Entries taken from a collection:

* * * * *

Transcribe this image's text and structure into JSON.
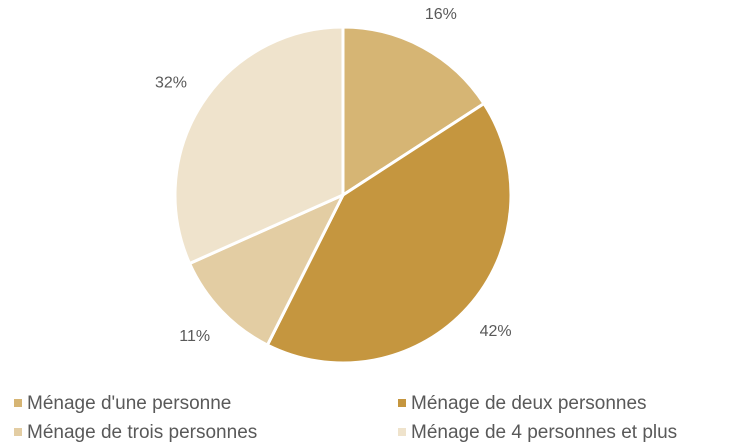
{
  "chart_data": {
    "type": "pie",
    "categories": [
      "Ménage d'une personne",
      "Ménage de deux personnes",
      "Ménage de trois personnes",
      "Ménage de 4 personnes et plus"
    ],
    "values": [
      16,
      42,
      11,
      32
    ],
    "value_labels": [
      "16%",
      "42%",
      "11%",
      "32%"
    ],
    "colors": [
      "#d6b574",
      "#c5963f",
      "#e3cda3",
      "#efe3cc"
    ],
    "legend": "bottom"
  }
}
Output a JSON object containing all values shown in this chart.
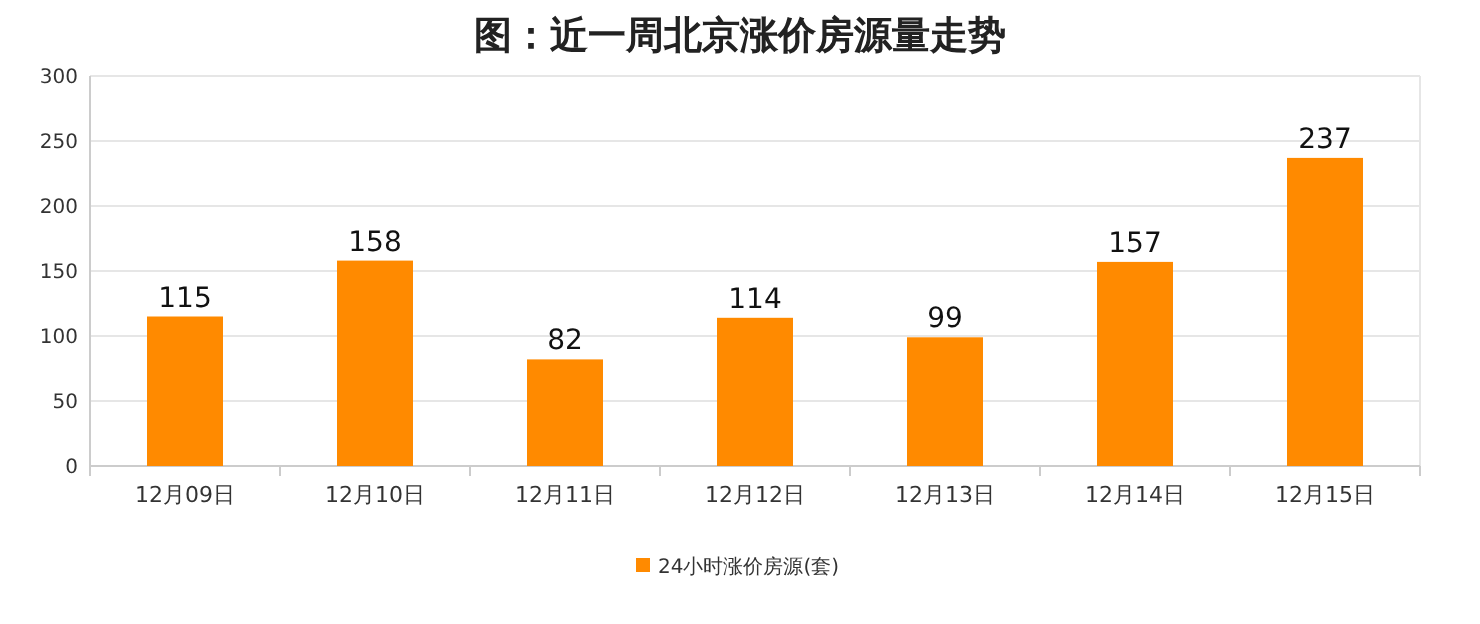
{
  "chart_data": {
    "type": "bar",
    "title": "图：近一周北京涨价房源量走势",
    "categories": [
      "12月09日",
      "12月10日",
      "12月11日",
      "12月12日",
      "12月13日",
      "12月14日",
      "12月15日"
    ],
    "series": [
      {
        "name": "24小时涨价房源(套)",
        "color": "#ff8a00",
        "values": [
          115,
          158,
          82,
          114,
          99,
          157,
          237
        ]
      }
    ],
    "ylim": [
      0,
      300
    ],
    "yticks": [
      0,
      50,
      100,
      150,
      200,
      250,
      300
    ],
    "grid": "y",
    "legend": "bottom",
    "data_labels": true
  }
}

* * * * *

- WHAT THE TASK REQUIRES
Tell how many lines contain the word "this", using only the number.

- CORRECT ANSWER
2